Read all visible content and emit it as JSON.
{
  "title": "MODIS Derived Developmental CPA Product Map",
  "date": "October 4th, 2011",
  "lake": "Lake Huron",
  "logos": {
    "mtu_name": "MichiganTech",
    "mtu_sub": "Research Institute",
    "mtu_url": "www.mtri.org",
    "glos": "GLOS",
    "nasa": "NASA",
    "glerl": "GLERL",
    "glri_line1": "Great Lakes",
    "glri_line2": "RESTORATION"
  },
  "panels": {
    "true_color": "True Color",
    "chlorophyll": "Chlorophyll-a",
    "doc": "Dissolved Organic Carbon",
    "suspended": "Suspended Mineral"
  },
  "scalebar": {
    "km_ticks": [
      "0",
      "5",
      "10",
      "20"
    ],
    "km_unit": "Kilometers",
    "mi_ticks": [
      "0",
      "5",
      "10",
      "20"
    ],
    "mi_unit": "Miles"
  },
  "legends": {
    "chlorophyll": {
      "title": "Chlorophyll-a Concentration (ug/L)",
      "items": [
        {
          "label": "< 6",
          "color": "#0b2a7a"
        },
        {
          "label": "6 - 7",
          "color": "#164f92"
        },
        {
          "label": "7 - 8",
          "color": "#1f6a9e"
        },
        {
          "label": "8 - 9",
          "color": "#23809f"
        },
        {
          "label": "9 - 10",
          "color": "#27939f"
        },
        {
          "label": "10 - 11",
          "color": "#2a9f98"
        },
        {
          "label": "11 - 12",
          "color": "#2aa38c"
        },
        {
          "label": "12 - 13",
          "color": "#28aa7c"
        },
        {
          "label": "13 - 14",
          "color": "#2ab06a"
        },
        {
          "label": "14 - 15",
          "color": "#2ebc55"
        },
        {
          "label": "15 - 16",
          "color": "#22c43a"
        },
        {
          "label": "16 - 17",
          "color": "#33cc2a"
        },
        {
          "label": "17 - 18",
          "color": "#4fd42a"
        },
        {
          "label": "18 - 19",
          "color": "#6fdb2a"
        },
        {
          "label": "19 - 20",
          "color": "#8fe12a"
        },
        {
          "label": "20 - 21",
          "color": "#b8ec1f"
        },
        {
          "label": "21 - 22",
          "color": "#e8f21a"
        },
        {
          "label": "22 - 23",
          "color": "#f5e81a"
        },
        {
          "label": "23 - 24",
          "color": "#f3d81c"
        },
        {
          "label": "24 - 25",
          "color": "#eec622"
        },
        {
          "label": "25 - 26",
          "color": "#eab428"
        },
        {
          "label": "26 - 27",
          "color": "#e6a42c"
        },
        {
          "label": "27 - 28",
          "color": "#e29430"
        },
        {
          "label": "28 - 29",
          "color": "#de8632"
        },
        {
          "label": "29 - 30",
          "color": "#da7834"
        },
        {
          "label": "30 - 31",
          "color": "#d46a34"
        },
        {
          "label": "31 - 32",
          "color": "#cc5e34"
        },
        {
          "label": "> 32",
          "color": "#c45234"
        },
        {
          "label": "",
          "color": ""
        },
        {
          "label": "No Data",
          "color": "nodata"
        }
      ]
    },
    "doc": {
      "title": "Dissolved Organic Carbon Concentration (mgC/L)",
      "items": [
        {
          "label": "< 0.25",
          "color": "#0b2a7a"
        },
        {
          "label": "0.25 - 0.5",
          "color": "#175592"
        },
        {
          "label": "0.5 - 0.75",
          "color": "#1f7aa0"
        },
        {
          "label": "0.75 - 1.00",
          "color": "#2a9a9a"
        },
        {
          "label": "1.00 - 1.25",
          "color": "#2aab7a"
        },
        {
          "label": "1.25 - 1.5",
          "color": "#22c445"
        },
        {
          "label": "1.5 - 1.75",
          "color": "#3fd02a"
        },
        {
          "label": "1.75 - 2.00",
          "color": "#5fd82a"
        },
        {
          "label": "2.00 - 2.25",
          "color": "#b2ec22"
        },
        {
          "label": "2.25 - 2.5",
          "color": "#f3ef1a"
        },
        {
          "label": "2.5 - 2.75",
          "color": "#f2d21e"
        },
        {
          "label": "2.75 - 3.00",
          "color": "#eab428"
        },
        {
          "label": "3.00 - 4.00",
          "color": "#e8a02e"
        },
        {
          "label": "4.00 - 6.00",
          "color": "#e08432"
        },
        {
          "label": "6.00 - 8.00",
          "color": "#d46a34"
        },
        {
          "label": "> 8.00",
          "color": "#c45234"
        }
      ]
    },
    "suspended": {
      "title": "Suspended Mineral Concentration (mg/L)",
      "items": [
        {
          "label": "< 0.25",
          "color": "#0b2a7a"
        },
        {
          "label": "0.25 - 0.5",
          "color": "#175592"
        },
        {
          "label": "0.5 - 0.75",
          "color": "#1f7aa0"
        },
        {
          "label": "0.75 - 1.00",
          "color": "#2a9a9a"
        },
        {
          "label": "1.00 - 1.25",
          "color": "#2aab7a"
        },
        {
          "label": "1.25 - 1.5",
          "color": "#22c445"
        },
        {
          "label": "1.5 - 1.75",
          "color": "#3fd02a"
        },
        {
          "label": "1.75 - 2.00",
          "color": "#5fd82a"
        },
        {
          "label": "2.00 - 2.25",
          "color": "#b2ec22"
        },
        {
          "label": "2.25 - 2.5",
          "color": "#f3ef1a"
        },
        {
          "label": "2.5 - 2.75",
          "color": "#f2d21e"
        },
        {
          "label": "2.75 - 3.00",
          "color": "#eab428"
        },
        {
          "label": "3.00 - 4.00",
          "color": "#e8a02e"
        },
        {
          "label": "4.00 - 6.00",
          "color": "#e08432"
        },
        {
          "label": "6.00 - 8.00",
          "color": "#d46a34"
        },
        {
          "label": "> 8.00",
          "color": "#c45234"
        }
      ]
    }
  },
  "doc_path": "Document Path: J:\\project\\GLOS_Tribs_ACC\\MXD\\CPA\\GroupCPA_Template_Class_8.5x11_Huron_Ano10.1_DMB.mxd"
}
☆ ☆ ☆ ☆
Each record should come back exactly as written.

Read all visible content and emit it as JSON.
{
  "title": "MODIS Derived Developmental CPA Product Map",
  "date": "October 4th, 2011",
  "lake": "Lake Huron",
  "logos": {
    "mtu_name": "MichiganTech",
    "mtu_sub": "Research Institute",
    "mtu_url": "www.mtri.org",
    "glos": "GLOS",
    "nasa": "NASA",
    "glerl": "GLERL",
    "glri_line1": "Great Lakes",
    "glri_line2": "RESTORATION"
  },
  "panels": {
    "true_color": "True Color",
    "chlorophyll": "Chlorophyll-a",
    "doc": "Dissolved Organic Carbon",
    "suspended": "Suspended Mineral"
  },
  "scalebar": {
    "km_ticks": [
      "0",
      "5",
      "10",
      "20"
    ],
    "km_unit": "Kilometers",
    "mi_ticks": [
      "0",
      "5",
      "10",
      "20"
    ],
    "mi_unit": "Miles"
  },
  "legends": {
    "chlorophyll": {
      "title": "Chlorophyll-a Concentration (ug/L)",
      "items": [
        {
          "label": "< 6",
          "color": "#0b2a7a"
        },
        {
          "label": "6 - 7",
          "color": "#164f92"
        },
        {
          "label": "7 - 8",
          "color": "#1f6a9e"
        },
        {
          "label": "8 - 9",
          "color": "#23809f"
        },
        {
          "label": "9 - 10",
          "color": "#27939f"
        },
        {
          "label": "10 - 11",
          "color": "#2a9f98"
        },
        {
          "label": "11 - 12",
          "color": "#2aa38c"
        },
        {
          "label": "12 - 13",
          "color": "#28aa7c"
        },
        {
          "label": "13 - 14",
          "color": "#2ab06a"
        },
        {
          "label": "14 - 15",
          "color": "#2ebc55"
        },
        {
          "label": "15 - 16",
          "color": "#22c43a"
        },
        {
          "label": "16 - 17",
          "color": "#33cc2a"
        },
        {
          "label": "17 - 18",
          "color": "#4fd42a"
        },
        {
          "label": "18 - 19",
          "color": "#6fdb2a"
        },
        {
          "label": "19 - 20",
          "color": "#8fe12a"
        },
        {
          "label": "20 - 21",
          "color": "#b8ec1f"
        },
        {
          "label": "21 - 22",
          "color": "#e8f21a"
        },
        {
          "label": "22 - 23",
          "color": "#f5e81a"
        },
        {
          "label": "23 - 24",
          "color": "#f3d81c"
        },
        {
          "label": "24 - 25",
          "color": "#eec622"
        },
        {
          "label": "25 - 26",
          "color": "#eab428"
        },
        {
          "label": "26 - 27",
          "color": "#e6a42c"
        },
        {
          "label": "27 - 28",
          "color": "#e29430"
        },
        {
          "label": "28 - 29",
          "color": "#de8632"
        },
        {
          "label": "29 - 30",
          "color": "#da7834"
        },
        {
          "label": "30 - 31",
          "color": "#d46a34"
        },
        {
          "label": "31 - 32",
          "color": "#cc5e34"
        },
        {
          "label": "> 32",
          "color": "#c45234"
        },
        {
          "label": "",
          "color": ""
        },
        {
          "label": "No Data",
          "color": "nodata"
        }
      ]
    },
    "doc": {
      "title": "Dissolved Organic Carbon Concentration (mgC/L)",
      "items": [
        {
          "label": "< 0.25",
          "color": "#0b2a7a"
        },
        {
          "label": "0.25 - 0.5",
          "color": "#175592"
        },
        {
          "label": "0.5 - 0.75",
          "color": "#1f7aa0"
        },
        {
          "label": "0.75 - 1.00",
          "color": "#2a9a9a"
        },
        {
          "label": "1.00 - 1.25",
          "color": "#2aab7a"
        },
        {
          "label": "1.25 - 1.5",
          "color": "#22c445"
        },
        {
          "label": "1.5 - 1.75",
          "color": "#3fd02a"
        },
        {
          "label": "1.75 - 2.00",
          "color": "#5fd82a"
        },
        {
          "label": "2.00 - 2.25",
          "color": "#b2ec22"
        },
        {
          "label": "2.25 - 2.5",
          "color": "#f3ef1a"
        },
        {
          "label": "2.5 - 2.75",
          "color": "#f2d21e"
        },
        {
          "label": "2.75 - 3.00",
          "color": "#eab428"
        },
        {
          "label": "3.00 - 4.00",
          "color": "#e8a02e"
        },
        {
          "label": "4.00 - 6.00",
          "color": "#e08432"
        },
        {
          "label": "6.00 - 8.00",
          "color": "#d46a34"
        },
        {
          "label": "> 8.00",
          "color": "#c45234"
        }
      ]
    },
    "suspended": {
      "title": "Suspended Mineral Concentration (mg/L)",
      "items": [
        {
          "label": "< 0.25",
          "color": "#0b2a7a"
        },
        {
          "label": "0.25 - 0.5",
          "color": "#175592"
        },
        {
          "label": "0.5 - 0.75",
          "color": "#1f7aa0"
        },
        {
          "label": "0.75 - 1.00",
          "color": "#2a9a9a"
        },
        {
          "label": "1.00 - 1.25",
          "color": "#2aab7a"
        },
        {
          "label": "1.25 - 1.5",
          "color": "#22c445"
        },
        {
          "label": "1.5 - 1.75",
          "color": "#3fd02a"
        },
        {
          "label": "1.75 - 2.00",
          "color": "#5fd82a"
        },
        {
          "label": "2.00 - 2.25",
          "color": "#b2ec22"
        },
        {
          "label": "2.25 - 2.5",
          "color": "#f3ef1a"
        },
        {
          "label": "2.5 - 2.75",
          "color": "#f2d21e"
        },
        {
          "label": "2.75 - 3.00",
          "color": "#eab428"
        },
        {
          "label": "3.00 - 4.00",
          "color": "#e8a02e"
        },
        {
          "label": "4.00 - 6.00",
          "color": "#e08432"
        },
        {
          "label": "6.00 - 8.00",
          "color": "#d46a34"
        },
        {
          "label": "> 8.00",
          "color": "#c45234"
        }
      ]
    }
  },
  "doc_path": "Document Path: J:\\project\\GLOS_Tribs_ACC\\MXD\\CPA\\GroupCPA_Template_Class_8.5x11_Huron_Ano10.1_DMB.mxd"
}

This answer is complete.